To be done:
Copy every one of the records below word for word, leaving out the pictures.

Given records:

▬▬▬

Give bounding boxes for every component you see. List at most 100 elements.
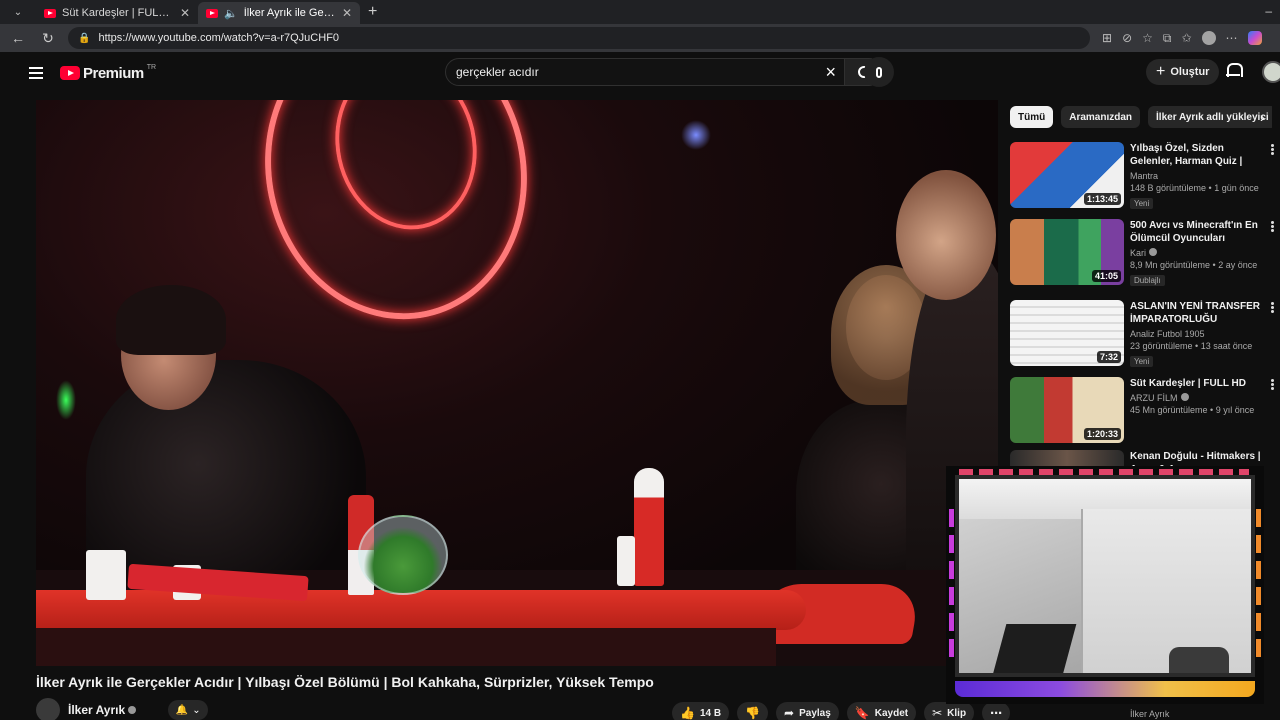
overlay-left-strip: [949, 509, 954, 659]
tab-title: Süt Kardeşler | FULL HD - YouTube: [62, 7, 174, 19]
channel-row: İlker Ayrık 🔔 ⌄: [36, 698, 676, 720]
recommendation-title[interactable]: Süt Kardeşler | FULL HD: [1130, 377, 1268, 390]
save-button[interactable]: 🔖 Kaydet: [846, 702, 917, 720]
video-thumbnail[interactable]: 41:05: [1010, 219, 1124, 285]
paper-cup: [86, 550, 126, 600]
browser-tab-2[interactable]: 🔈 İlker Ayrık ile Gerçekler Acıdır ✕: [198, 2, 360, 24]
chevron-down-icon: ⌄: [192, 704, 201, 716]
lock-icon[interactable]: 🔒: [78, 33, 90, 44]
copilot-icon[interactable]: [1247, 31, 1262, 45]
thermos-bottle: [634, 468, 664, 586]
candy-bowl: [358, 515, 448, 595]
app-install-icon[interactable]: ⊞: [1102, 31, 1112, 45]
verified-badge-icon: [128, 706, 137, 714]
recommendation-info: ASLAN'IN YENİ TRANSFER İMPARATORLUĞU YIL…: [1130, 300, 1274, 370]
share-button[interactable]: ➦ Paylaş: [776, 702, 839, 720]
chip-from-search[interactable]: Aramanızdan: [1061, 106, 1141, 128]
create-button[interactable]: + Oluştur: [1146, 59, 1220, 85]
minimize-window-icon[interactable]: –: [1265, 4, 1272, 18]
url-field[interactable]: 🔒 https://www.youtube.com/watch?v=a-r7QJ…: [68, 27, 1090, 49]
clip-button[interactable]: ✂ Klip: [924, 702, 975, 720]
video-thumbnail[interactable]: 7:32: [1010, 300, 1124, 366]
channel-avatar[interactable]: [36, 698, 60, 720]
hamburger-menu-icon[interactable]: [12, 72, 60, 74]
new-badge: Yeni: [1130, 356, 1154, 367]
profile-avatar-icon[interactable]: [1201, 31, 1216, 45]
tab-list-chevron-icon[interactable]: ⌄: [0, 0, 36, 24]
more-options-icon[interactable]: [1271, 379, 1274, 382]
new-badge: Yeni: [1130, 198, 1154, 209]
webcam-feed: [955, 475, 1255, 677]
chip-uploader[interactable]: İlker Ayrık adlı yükleyici: [1148, 106, 1272, 128]
verified-badge-icon: [1149, 248, 1158, 256]
recommendation-title[interactable]: Yılbaşı Özel, Sizden Gelenler, Harman Qu…: [1130, 142, 1268, 168]
notifications-bell-icon[interactable]: [1226, 63, 1243, 79]
channel-name[interactable]: İlker Ayrık: [68, 703, 137, 717]
youtube-favicon-icon: [206, 8, 218, 18]
extensions-icon[interactable]: ⧉: [1163, 31, 1172, 46]
recommendation-item[interactable]: 1:13:45 Yılbaşı Özel, Sizden Gelenler, H…: [1010, 142, 1280, 212]
search-value: gerçekler acıdır: [456, 65, 539, 79]
recommendation-channel[interactable]: ARZU FİLM: [1130, 393, 1268, 403]
logo-word: Premium: [83, 64, 144, 82]
chip-next-arrow-icon[interactable]: ›: [1260, 109, 1265, 125]
duration-badge: 7:32: [1096, 351, 1121, 363]
scissors-icon: ✂: [932, 706, 943, 720]
back-arrow-icon[interactable]: ←: [6, 30, 30, 46]
thumbs-down-icon: 👎: [745, 706, 761, 720]
favorites-icon[interactable]: ✩: [1181, 31, 1191, 45]
browser-tab-1[interactable]: Süt Kardeşler | FULL HD - YouTube ✕: [36, 2, 198, 24]
reload-icon[interactable]: ↻: [36, 30, 60, 47]
video-title: İlker Ayrık ile Gerçekler Acıdır | Yılba…: [36, 674, 654, 690]
logo-country-code: TR: [146, 63, 157, 71]
voice-search-button[interactable]: [864, 57, 894, 87]
subscription-bell-button[interactable]: 🔔 ⌄: [168, 700, 209, 720]
recommendation-item[interactable]: 41:05 500 Avcı vs Minecraft'ın En Ölümcü…: [1010, 219, 1280, 289]
new-tab-icon[interactable]: +: [368, 3, 377, 21]
recommendation-channel[interactable]: Analiz Futbol 1905: [1130, 329, 1268, 339]
chip-all[interactable]: Tümü: [1010, 106, 1054, 128]
clear-search-icon[interactable]: ×: [825, 62, 836, 83]
filter-chips: Tümü Aramanızdan İlker Ayrık adlı yükley…: [1010, 106, 1272, 128]
youtube-premium-logo[interactable]: Premium TR: [60, 63, 157, 82]
webcam-dark-object: [991, 624, 1077, 673]
youtube-play-icon: [60, 66, 80, 80]
recommendation-title[interactable]: ASLAN'IN YENİ TRANSFER İMPARATORLUĞU YIL…: [1130, 300, 1268, 326]
more-menu-icon[interactable]: ⋯: [1226, 31, 1238, 45]
more-options-icon[interactable]: [1271, 221, 1274, 224]
recommendation-info: Süt Kardeşler | FULL HD ARZU FİLM 45 Mn …: [1130, 377, 1274, 447]
duration-badge: 1:20:33: [1083, 428, 1121, 440]
favorite-star-icon[interactable]: ☆: [1142, 31, 1153, 45]
tab-title: İlker Ayrık ile Gerçekler Acıdır: [243, 7, 336, 19]
close-tab-icon[interactable]: ✕: [342, 6, 352, 20]
recommendation-meta: 23 görüntüleme • 13 saat önce: [1130, 341, 1253, 351]
webcam-dark-object: [1169, 647, 1229, 673]
recommendation-item[interactable]: 7:32 ASLAN'IN YENİ TRANSFER İMPARATORLUĞ…: [1010, 300, 1280, 370]
recommendation-channel[interactable]: Kari: [1130, 248, 1268, 258]
more-options-icon[interactable]: [1271, 144, 1274, 147]
user-avatar[interactable]: [1262, 61, 1280, 83]
like-count: 14 B: [699, 707, 722, 719]
channel-name-text: İlker Ayrık: [68, 703, 126, 717]
tracking-prevention-icon[interactable]: ⊘: [1122, 31, 1132, 45]
channel-text: ARZU FİLM: [1130, 393, 1178, 403]
recommendation-channel[interactable]: Mantra: [1130, 171, 1268, 181]
video-thumbnail[interactable]: 1:13:45: [1010, 142, 1124, 208]
speaker-icon[interactable]: 🔈: [224, 7, 238, 20]
duration-badge: 1:13:45: [1083, 193, 1121, 205]
more-options-icon[interactable]: [1271, 302, 1274, 305]
like-button[interactable]: 👍 14 B: [672, 702, 730, 720]
create-label: Oluştur: [1170, 66, 1210, 78]
verified-badge-icon: [1180, 393, 1189, 401]
recommendation-title[interactable]: 500 Avcı vs Minecraft'ın En Ölümcül Oyun…: [1130, 219, 1268, 245]
search-input[interactable]: gerçekler acıdır ×: [445, 58, 845, 86]
dislike-button[interactable]: 👎: [737, 702, 769, 720]
blue-stage-light: [681, 120, 711, 150]
recommendation-item[interactable]: 1:20:33 Süt Kardeşler | FULL HD ARZU FİL…: [1010, 377, 1280, 447]
overlay-right-strip: [1256, 509, 1261, 659]
video-player[interactable]: [36, 100, 998, 666]
close-tab-icon[interactable]: ✕: [180, 6, 190, 20]
video-thumbnail[interactable]: 1:20:33: [1010, 377, 1124, 443]
more-actions-button[interactable]: ⋯: [982, 702, 1011, 720]
thumbs-up-icon: 👍: [680, 706, 695, 720]
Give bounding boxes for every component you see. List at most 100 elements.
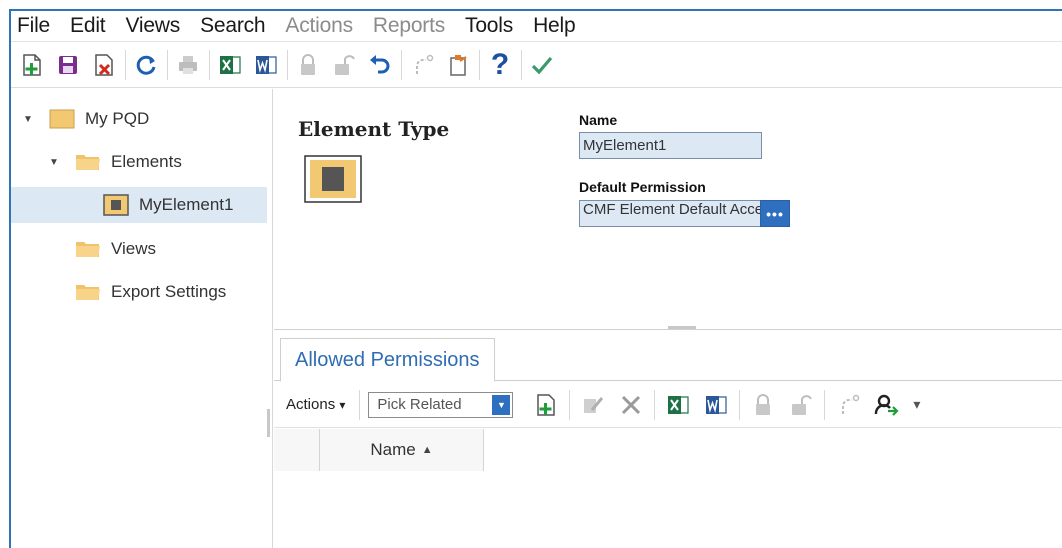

▬▬▬

Task response:
Give bounding boxes for every component you see. List at most 100 elements.
overlay-left-strip: [949, 509, 954, 659]
tab-title: Süt Kardeşler | FULL HD - YouTube: [62, 7, 174, 19]
channel-row: İlker Ayrık 🔔 ⌄: [36, 698, 676, 720]
recommendation-title[interactable]: Süt Kardeşler | FULL HD: [1130, 377, 1268, 390]
save-button[interactable]: 🔖 Kaydet: [846, 702, 917, 720]
video-thumbnail[interactable]: 41:05: [1010, 219, 1124, 285]
paper-cup: [86, 550, 126, 600]
browser-tab-2[interactable]: 🔈 İlker Ayrık ile Gerçekler Acıdır ✕: [198, 2, 360, 24]
chevron-down-icon: ⌄: [192, 704, 201, 716]
lock-icon[interactable]: 🔒: [78, 33, 90, 44]
copilot-icon[interactable]: [1247, 31, 1262, 45]
thermos-bottle: [634, 468, 664, 586]
candy-bowl: [358, 515, 448, 595]
app-install-icon[interactable]: ⊞: [1102, 31, 1112, 45]
verified-badge-icon: [128, 706, 137, 714]
recommendation-info: ASLAN'IN YENİ TRANSFER İMPARATORLUĞU YIL…: [1130, 300, 1274, 370]
share-button[interactable]: ➦ Paylaş: [776, 702, 839, 720]
chip-from-search[interactable]: Aramanızdan: [1061, 106, 1141, 128]
create-button[interactable]: + Oluştur: [1146, 59, 1220, 85]
minimize-window-icon[interactable]: –: [1265, 4, 1272, 18]
url-field[interactable]: 🔒 https://www.youtube.com/watch?v=a-r7QJ…: [68, 27, 1090, 49]
clip-button[interactable]: ✂ Klip: [924, 702, 975, 720]
video-thumbnail[interactable]: 7:32: [1010, 300, 1124, 366]
channel-avatar[interactable]: [36, 698, 60, 720]
hamburger-menu-icon[interactable]: [12, 72, 60, 74]
new-badge: Yeni: [1130, 356, 1154, 367]
profile-avatar-icon[interactable]: [1201, 31, 1216, 45]
tab-list-chevron-icon[interactable]: ⌄: [0, 0, 36, 24]
more-options-icon[interactable]: [1271, 379, 1274, 382]
new-badge: Yeni: [1130, 198, 1154, 209]
webcam-feed: [955, 475, 1255, 677]
chip-uploader[interactable]: İlker Ayrık adlı yükleyici: [1148, 106, 1272, 128]
verified-badge-icon: [1149, 248, 1158, 256]
recommendation-title[interactable]: Yılbaşı Özel, Sizden Gelenler, Harman Qu…: [1130, 142, 1268, 168]
notifications-bell-icon[interactable]: [1226, 63, 1243, 79]
channel-name[interactable]: İlker Ayrık: [68, 703, 137, 717]
youtube-favicon-icon: [206, 8, 218, 18]
extensions-icon[interactable]: ⧉: [1163, 31, 1172, 46]
recommendation-item[interactable]: 1:13:45 Yılbaşı Özel, Sizden Gelenler, H…: [1010, 142, 1280, 212]
search-value: gerçekler acıdır: [456, 65, 539, 79]
recommendation-channel[interactable]: ARZU FİLM: [1130, 393, 1268, 403]
logo-word: Premium: [83, 64, 144, 82]
chip-next-arrow-icon[interactable]: ›: [1260, 109, 1265, 125]
duration-badge: 7:32: [1096, 351, 1121, 363]
scissors-icon: ✂: [932, 706, 943, 720]
back-arrow-icon[interactable]: ←: [6, 30, 30, 46]
thumbs-down-icon: 👎: [745, 706, 761, 720]
favorites-icon[interactable]: ✩: [1181, 31, 1191, 45]
browser-tab-1[interactable]: Süt Kardeşler | FULL HD - YouTube ✕: [36, 2, 198, 24]
reload-icon[interactable]: ↻: [36, 30, 60, 47]
video-title: İlker Ayrık ile Gerçekler Acıdır | Yılba…: [36, 674, 654, 690]
logo-country-code: TR: [146, 63, 157, 71]
voice-search-button[interactable]: [864, 57, 894, 87]
subscription-bell-button[interactable]: 🔔 ⌄: [168, 700, 209, 720]
recommendation-item[interactable]: 41:05 500 Avcı vs Minecraft'ın En Ölümcü…: [1010, 219, 1280, 289]
new-tab-icon[interactable]: +: [368, 3, 377, 21]
recommendation-channel[interactable]: Analiz Futbol 1905: [1130, 329, 1268, 339]
chip-all[interactable]: Tümü: [1010, 106, 1054, 128]
clear-search-icon[interactable]: ×: [825, 62, 836, 83]
filter-chips: Tümü Aramanızdan İlker Ayrık adlı yükley…: [1010, 106, 1272, 128]
youtube-premium-logo[interactable]: Premium TR: [60, 63, 157, 82]
webcam-dark-object: [991, 624, 1077, 673]
youtube-play-icon: [60, 66, 80, 80]
recommendation-title[interactable]: ASLAN'IN YENİ TRANSFER İMPARATORLUĞU YIL…: [1130, 300, 1268, 326]
more-menu-icon[interactable]: ⋯: [1226, 31, 1238, 45]
more-options-icon[interactable]: [1271, 221, 1274, 224]
recommendation-info: Süt Kardeşler | FULL HD ARZU FİLM 45 Mn …: [1130, 377, 1274, 447]
duration-badge: 1:20:33: [1083, 428, 1121, 440]
favorite-star-icon[interactable]: ☆: [1142, 31, 1153, 45]
tab-title: İlker Ayrık ile Gerçekler Acıdır: [243, 7, 336, 19]
close-tab-icon[interactable]: ✕: [342, 6, 352, 20]
recommendation-meta: 23 görüntüleme • 13 saat önce: [1130, 341, 1253, 351]
webcam-dark-object: [1169, 647, 1229, 673]
recommendation-item[interactable]: 7:32 ASLAN'IN YENİ TRANSFER İMPARATORLUĞ…: [1010, 300, 1280, 370]
recommendation-channel[interactable]: Kari: [1130, 248, 1268, 258]
more-options-icon[interactable]: [1271, 144, 1274, 147]
user-avatar[interactable]: [1262, 61, 1280, 83]
like-count: 14 B: [699, 707, 722, 719]
channel-name-text: İlker Ayrık: [68, 703, 126, 717]
tracking-prevention-icon[interactable]: ⊘: [1122, 31, 1132, 45]
channel-text: ARZU FİLM: [1130, 393, 1178, 403]
recommendation-channel[interactable]: Mantra: [1130, 171, 1268, 181]
video-thumbnail[interactable]: 1:13:45: [1010, 142, 1124, 208]
speaker-icon[interactable]: 🔈: [224, 7, 238, 20]
duration-badge: 1:13:45: [1083, 193, 1121, 205]
more-options-icon[interactable]: [1271, 302, 1274, 305]
like-button[interactable]: 👍 14 B: [672, 702, 730, 720]
create-label: Oluştur: [1170, 66, 1210, 78]
verified-badge-icon: [1180, 393, 1189, 401]
recommendation-title[interactable]: 500 Avcı vs Minecraft'ın En Ölümcül Oyun…: [1130, 219, 1268, 245]
search-input[interactable]: gerçekler acıdır ×: [445, 58, 845, 86]
dislike-button[interactable]: 👎: [737, 702, 769, 720]
blue-stage-light: [681, 120, 711, 150]
recommendation-item[interactable]: 1:20:33 Süt Kardeşler | FULL HD ARZU FİL…: [1010, 377, 1280, 447]
overlay-right-strip: [1256, 509, 1261, 659]
video-player[interactable]: [36, 100, 998, 666]
close-tab-icon[interactable]: ✕: [180, 6, 190, 20]
video-thumbnail[interactable]: 1:20:33: [1010, 377, 1124, 443]
more-actions-button[interactable]: ⋯: [982, 702, 1011, 720]
thumbs-up-icon: 👍: [680, 706, 695, 720]
Give bounding boxes for every component you see. List at most 100 elements.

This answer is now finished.